### EXERCISE DIRECTIONS
Exactly repeat the material, dropping every picture from the copy.

### RECORDS PROVIDED
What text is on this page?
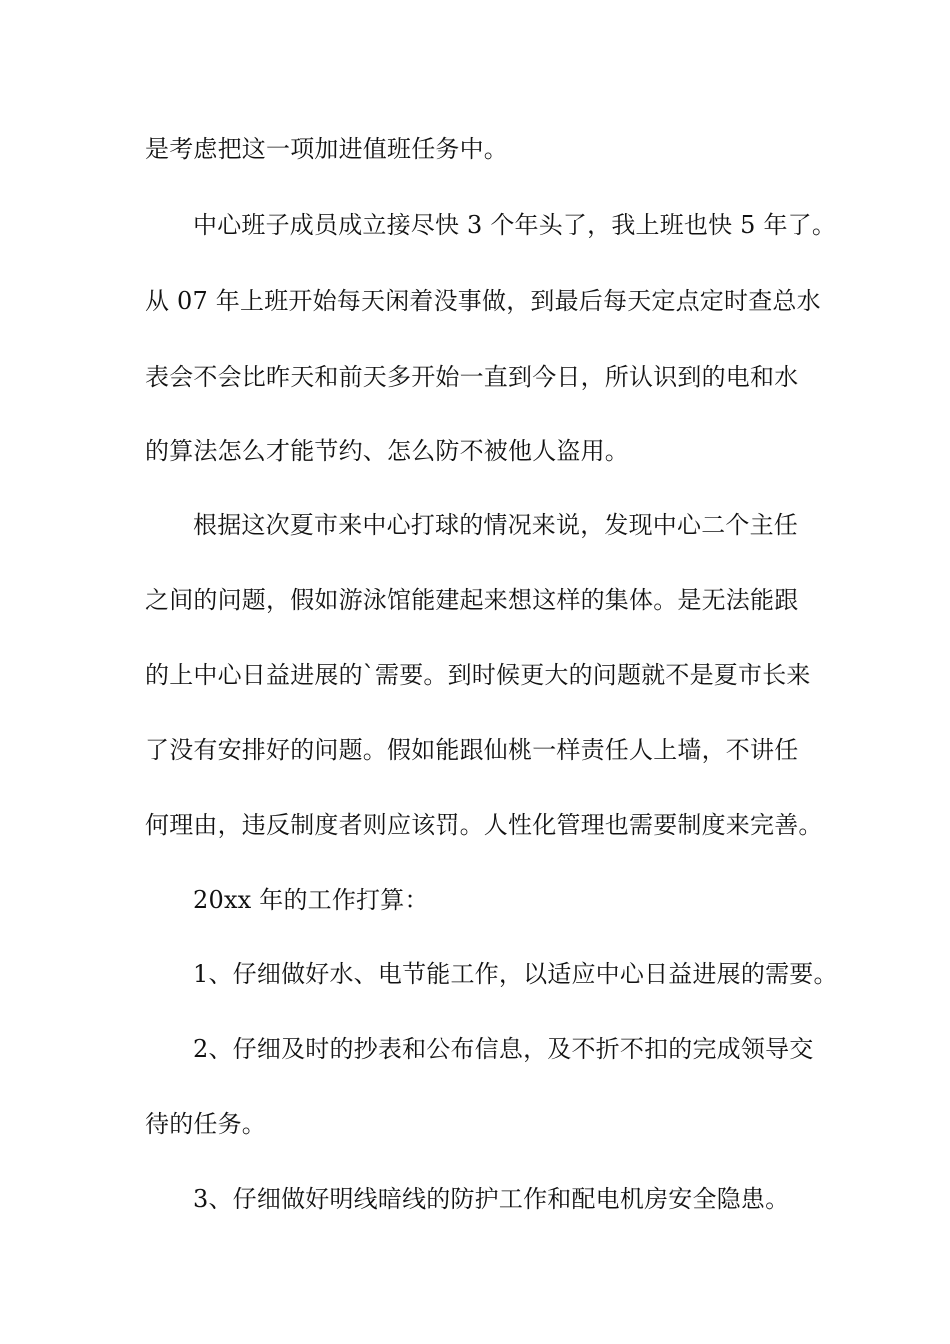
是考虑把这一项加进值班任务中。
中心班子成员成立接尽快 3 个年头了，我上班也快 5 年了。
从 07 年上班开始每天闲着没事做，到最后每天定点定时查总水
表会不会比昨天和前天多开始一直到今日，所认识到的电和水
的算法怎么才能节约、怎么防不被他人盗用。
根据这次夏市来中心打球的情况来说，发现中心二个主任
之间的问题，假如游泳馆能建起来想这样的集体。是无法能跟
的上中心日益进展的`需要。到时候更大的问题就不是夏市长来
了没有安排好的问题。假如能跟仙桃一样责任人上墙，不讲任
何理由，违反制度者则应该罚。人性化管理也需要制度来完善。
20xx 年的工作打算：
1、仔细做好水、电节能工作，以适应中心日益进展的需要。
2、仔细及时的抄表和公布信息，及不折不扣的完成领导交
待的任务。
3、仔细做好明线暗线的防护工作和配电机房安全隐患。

### WRITTEN REPLY
What text is on this page?
是考虑把这一项加进值班任务中。
中心班子成员成立接尽快 3 个年头了，我上班也快 5 年了。
从 07 年上班开始每天闲着没事做，到最后每天定点定时查总水
表会不会比昨天和前天多开始一直到今日，所认识到的电和水
的算法怎么才能节约、怎么防不被他人盗用。
根据这次夏市来中心打球的情况来说，发现中心二个主任
之间的问题，假如游泳馆能建起来想这样的集体。是无法能跟
的上中心日益进展的`需要。到时候更大的问题就不是夏市长来
了没有安排好的问题。假如能跟仙桃一样责任人上墙，不讲任
何理由，违反制度者则应该罚。人性化管理也需要制度来完善。
20xx 年的工作打算：
1、仔细做好水、电节能工作，以适应中心日益进展的需要。
2、仔细及时的抄表和公布信息，及不折不扣的完成领导交
待的任务。
3、仔细做好明线暗线的防护工作和配电机房安全隐患。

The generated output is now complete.